◆ EXERCISE REQUIREMENTS: Lift out each line of the data that holds "name".

◆ DATA SECTION:
§

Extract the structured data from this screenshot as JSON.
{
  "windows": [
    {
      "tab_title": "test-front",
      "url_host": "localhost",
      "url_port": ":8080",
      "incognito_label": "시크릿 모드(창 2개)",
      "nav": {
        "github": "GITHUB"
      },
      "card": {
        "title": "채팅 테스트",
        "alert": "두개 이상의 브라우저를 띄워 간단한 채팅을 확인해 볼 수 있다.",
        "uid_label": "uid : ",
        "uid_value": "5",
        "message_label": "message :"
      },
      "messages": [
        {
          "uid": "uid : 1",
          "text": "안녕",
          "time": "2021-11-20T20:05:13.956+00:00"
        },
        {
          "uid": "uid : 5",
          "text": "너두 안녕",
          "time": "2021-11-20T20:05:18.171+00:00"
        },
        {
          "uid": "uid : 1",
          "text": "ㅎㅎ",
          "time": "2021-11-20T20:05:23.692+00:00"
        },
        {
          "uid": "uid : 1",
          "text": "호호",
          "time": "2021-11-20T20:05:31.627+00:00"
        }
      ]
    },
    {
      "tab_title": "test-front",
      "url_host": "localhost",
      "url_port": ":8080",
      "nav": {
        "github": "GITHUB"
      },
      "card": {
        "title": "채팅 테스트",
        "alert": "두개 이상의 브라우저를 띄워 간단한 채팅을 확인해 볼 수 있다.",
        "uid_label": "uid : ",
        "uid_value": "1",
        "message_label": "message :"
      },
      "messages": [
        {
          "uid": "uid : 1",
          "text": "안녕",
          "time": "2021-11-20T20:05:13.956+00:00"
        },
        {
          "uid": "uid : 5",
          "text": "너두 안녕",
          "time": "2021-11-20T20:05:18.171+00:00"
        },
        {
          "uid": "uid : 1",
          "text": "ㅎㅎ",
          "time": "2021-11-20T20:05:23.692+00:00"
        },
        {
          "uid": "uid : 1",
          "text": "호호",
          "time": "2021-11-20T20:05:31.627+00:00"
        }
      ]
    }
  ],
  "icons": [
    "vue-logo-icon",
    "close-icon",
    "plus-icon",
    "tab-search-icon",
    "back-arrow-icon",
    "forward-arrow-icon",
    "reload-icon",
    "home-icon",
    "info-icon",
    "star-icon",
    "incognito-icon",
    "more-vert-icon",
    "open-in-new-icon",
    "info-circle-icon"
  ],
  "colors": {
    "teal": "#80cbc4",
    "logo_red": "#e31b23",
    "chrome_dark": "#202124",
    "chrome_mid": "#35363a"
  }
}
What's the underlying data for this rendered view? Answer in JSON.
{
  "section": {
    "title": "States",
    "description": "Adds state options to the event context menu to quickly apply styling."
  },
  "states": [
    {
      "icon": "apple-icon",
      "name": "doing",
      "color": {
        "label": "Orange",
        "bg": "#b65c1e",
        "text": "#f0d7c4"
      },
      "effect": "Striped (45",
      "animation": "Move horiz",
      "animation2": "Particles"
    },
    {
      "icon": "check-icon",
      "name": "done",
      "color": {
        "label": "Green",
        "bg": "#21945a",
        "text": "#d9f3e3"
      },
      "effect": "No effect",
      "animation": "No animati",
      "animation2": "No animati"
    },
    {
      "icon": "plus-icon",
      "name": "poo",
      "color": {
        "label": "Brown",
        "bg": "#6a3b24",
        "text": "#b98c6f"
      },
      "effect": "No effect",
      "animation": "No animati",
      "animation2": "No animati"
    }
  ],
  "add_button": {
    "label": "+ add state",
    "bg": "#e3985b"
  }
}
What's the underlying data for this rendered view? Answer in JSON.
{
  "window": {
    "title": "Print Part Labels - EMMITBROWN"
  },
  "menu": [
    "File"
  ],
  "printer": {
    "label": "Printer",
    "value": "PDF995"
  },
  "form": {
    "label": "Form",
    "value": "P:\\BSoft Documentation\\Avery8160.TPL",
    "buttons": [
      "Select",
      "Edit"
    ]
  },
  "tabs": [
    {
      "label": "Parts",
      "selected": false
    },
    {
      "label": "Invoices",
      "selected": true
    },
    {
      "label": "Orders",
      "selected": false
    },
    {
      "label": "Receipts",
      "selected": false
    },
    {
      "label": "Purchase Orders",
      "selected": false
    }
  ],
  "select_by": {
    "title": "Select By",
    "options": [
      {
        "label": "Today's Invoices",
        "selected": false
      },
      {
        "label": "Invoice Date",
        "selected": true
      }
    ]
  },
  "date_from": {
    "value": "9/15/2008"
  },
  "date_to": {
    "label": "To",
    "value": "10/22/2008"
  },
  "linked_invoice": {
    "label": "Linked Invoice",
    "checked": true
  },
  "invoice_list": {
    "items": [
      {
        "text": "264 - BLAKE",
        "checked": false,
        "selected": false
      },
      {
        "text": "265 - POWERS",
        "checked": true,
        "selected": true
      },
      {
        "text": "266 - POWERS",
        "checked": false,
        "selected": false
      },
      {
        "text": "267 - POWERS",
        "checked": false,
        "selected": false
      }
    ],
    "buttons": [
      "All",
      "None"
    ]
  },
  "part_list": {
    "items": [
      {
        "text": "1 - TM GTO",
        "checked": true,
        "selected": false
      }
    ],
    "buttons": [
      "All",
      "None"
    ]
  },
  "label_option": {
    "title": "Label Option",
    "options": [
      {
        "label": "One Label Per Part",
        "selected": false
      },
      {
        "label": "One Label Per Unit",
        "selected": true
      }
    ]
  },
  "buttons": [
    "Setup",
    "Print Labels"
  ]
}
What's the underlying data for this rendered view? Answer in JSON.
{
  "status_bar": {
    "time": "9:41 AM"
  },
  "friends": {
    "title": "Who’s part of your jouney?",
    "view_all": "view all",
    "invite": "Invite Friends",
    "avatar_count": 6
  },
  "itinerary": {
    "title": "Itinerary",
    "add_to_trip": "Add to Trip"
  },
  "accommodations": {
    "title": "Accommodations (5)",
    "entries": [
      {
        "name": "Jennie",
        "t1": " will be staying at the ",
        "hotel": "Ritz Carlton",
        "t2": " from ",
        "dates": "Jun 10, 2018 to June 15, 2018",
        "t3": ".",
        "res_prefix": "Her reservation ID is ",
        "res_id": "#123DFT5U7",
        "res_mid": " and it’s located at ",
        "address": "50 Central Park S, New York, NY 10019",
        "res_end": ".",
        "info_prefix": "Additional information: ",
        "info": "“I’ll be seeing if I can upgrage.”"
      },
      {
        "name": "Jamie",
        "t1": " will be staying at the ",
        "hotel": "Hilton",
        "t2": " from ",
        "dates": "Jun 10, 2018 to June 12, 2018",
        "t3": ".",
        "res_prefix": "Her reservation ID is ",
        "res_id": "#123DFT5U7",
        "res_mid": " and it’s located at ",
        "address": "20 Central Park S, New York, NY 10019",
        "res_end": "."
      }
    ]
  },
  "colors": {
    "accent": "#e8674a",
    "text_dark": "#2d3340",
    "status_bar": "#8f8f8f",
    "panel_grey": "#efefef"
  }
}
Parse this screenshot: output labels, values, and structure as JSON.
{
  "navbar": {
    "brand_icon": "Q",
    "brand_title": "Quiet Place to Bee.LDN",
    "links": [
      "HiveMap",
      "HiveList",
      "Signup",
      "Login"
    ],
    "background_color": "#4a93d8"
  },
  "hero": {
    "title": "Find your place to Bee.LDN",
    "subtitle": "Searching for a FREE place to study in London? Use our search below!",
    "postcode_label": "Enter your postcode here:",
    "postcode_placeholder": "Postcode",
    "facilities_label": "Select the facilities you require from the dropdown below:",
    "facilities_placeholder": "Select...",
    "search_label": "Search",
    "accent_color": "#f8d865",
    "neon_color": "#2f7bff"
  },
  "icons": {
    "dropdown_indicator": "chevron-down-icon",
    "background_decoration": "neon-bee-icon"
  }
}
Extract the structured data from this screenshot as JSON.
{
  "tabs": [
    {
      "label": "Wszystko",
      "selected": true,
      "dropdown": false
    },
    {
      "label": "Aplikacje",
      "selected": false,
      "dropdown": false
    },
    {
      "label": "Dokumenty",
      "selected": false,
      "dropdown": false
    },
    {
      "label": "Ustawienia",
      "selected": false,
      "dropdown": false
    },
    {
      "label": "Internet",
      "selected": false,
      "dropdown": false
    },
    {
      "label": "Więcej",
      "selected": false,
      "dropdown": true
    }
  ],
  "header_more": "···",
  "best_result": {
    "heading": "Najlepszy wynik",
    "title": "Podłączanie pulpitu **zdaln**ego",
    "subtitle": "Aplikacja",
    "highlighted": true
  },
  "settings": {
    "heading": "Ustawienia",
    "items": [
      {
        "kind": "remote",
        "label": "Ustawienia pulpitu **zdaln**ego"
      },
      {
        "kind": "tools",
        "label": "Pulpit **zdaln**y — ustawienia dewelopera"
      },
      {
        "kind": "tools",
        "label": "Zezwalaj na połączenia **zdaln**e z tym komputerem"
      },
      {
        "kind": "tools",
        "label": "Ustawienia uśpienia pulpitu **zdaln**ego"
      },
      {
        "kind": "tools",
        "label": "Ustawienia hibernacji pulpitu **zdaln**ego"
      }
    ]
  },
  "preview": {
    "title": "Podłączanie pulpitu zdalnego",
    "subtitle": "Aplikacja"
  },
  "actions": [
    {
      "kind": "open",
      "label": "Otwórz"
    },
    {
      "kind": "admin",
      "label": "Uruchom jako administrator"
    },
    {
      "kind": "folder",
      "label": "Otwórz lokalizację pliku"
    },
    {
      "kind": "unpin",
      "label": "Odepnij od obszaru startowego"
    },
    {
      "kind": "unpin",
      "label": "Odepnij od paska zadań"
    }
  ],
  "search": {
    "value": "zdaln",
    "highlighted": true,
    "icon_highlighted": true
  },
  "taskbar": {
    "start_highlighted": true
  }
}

§

◆ CORRECT RESULT:
      "name": "doing",
      "name": "done",
      "name": "poo",
        "name": "Jennie",
        "name": "Jamie",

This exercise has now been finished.